What the task asks
Look through the data below. Collect every line where the word "técnica" occurs.

Data for processing

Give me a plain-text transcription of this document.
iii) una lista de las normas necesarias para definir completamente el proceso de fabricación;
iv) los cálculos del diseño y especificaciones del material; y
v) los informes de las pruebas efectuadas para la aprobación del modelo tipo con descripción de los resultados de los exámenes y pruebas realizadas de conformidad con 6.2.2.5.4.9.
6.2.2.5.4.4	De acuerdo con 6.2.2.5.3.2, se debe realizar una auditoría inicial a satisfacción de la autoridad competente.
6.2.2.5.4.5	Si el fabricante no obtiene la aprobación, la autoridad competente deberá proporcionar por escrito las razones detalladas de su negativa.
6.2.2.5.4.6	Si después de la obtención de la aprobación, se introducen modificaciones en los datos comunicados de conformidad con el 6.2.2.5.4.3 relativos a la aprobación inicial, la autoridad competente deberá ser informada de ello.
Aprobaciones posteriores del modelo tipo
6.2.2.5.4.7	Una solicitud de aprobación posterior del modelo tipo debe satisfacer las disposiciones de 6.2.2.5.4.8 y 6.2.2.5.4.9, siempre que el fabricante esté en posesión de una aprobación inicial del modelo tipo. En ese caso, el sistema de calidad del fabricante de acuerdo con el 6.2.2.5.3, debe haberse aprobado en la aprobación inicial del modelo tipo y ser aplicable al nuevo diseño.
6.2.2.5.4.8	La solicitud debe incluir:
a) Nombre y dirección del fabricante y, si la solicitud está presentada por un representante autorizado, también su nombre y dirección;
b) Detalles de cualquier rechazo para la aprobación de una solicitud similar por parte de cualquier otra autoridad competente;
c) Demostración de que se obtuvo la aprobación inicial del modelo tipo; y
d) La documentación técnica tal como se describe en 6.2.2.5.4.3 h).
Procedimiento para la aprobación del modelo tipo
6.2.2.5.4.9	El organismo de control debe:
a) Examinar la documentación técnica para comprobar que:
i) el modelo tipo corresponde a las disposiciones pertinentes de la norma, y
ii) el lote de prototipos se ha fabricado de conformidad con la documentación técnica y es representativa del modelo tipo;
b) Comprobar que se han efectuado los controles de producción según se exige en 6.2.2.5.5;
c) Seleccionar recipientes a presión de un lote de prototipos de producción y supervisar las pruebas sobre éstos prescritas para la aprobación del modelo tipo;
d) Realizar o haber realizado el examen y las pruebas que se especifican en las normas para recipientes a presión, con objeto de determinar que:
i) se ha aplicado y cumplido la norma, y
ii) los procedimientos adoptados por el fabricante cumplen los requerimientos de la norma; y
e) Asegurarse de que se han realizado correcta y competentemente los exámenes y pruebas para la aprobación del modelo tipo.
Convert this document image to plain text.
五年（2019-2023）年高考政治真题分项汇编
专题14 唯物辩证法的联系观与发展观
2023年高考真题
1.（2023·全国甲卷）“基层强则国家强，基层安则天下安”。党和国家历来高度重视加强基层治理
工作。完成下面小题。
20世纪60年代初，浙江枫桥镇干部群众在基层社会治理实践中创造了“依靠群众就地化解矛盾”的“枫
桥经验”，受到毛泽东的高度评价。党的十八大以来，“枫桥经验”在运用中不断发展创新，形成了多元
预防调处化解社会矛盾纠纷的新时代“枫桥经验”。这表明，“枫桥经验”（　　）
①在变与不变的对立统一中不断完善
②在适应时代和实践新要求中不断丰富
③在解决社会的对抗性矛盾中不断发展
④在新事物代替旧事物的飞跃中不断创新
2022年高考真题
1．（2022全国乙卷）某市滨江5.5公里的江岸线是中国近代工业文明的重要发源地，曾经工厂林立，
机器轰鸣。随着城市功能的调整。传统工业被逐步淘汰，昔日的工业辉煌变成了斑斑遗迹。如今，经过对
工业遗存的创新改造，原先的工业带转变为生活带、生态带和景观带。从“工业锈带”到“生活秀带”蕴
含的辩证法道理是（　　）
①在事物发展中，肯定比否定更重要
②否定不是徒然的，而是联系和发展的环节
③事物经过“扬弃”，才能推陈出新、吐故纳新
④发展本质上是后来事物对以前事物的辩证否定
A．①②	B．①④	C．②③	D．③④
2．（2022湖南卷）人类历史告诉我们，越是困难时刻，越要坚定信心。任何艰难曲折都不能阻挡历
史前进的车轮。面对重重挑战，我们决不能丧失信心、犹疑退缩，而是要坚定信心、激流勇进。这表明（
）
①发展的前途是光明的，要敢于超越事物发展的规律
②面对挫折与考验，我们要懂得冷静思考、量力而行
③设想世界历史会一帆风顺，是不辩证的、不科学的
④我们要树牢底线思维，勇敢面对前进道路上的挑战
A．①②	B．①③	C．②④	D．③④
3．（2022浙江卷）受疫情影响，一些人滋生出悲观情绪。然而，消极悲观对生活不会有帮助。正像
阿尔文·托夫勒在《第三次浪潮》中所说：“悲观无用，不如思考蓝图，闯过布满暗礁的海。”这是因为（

Response to this exercise
d) La documentación técnica tal como se describe en 6.2.2.5.4.3 h).
a) Examinar la documentación técnica para comprobar que:
ii) el lote de prototipos se ha fabricado de conformidad con la documentación técnica y es representativa del modelo tipo;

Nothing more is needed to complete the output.